**SUPPLIED DATA:**
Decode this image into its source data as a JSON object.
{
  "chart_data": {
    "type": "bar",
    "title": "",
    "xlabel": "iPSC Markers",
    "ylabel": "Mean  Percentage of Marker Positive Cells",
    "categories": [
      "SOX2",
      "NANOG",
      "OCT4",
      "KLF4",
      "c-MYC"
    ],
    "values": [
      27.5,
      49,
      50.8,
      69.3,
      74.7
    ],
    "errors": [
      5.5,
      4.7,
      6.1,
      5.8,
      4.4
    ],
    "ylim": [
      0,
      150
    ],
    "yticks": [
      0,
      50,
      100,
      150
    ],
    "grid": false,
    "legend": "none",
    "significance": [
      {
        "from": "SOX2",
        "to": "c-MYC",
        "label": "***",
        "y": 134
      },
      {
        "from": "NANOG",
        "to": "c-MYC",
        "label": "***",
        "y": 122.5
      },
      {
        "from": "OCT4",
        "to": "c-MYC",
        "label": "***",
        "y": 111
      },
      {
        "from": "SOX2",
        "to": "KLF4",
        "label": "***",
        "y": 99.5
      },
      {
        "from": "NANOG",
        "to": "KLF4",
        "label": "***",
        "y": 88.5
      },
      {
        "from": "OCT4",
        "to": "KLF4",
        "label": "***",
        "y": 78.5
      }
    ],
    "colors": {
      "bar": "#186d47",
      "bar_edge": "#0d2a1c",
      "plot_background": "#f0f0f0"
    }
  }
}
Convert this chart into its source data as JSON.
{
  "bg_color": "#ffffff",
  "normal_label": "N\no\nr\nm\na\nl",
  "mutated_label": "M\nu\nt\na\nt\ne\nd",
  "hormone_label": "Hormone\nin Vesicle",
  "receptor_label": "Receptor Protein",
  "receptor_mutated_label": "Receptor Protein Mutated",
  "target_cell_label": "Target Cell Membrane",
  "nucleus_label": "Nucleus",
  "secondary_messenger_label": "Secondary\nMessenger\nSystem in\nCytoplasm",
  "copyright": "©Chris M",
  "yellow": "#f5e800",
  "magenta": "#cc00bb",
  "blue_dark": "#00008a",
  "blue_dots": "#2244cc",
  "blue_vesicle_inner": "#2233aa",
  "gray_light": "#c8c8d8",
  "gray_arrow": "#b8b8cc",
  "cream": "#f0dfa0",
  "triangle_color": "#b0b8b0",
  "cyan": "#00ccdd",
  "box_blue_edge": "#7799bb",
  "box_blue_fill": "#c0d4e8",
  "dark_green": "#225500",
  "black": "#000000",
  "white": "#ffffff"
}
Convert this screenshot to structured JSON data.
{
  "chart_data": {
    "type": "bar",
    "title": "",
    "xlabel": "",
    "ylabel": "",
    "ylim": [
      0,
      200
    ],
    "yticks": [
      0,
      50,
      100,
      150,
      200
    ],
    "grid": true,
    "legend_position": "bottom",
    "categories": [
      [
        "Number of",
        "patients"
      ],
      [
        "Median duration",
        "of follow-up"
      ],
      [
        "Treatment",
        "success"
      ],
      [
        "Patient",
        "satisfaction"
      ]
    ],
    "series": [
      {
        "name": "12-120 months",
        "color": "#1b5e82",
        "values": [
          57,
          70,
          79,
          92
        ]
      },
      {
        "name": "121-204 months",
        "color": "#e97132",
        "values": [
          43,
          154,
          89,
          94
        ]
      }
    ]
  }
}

**YOUR OBJECTIVE:**
Lines in the material above that include the string "into" should be listed.

**ANSWER BOX:**
Decode this image into its source data as a JSON object.
Convert this chart into its source data as JSON.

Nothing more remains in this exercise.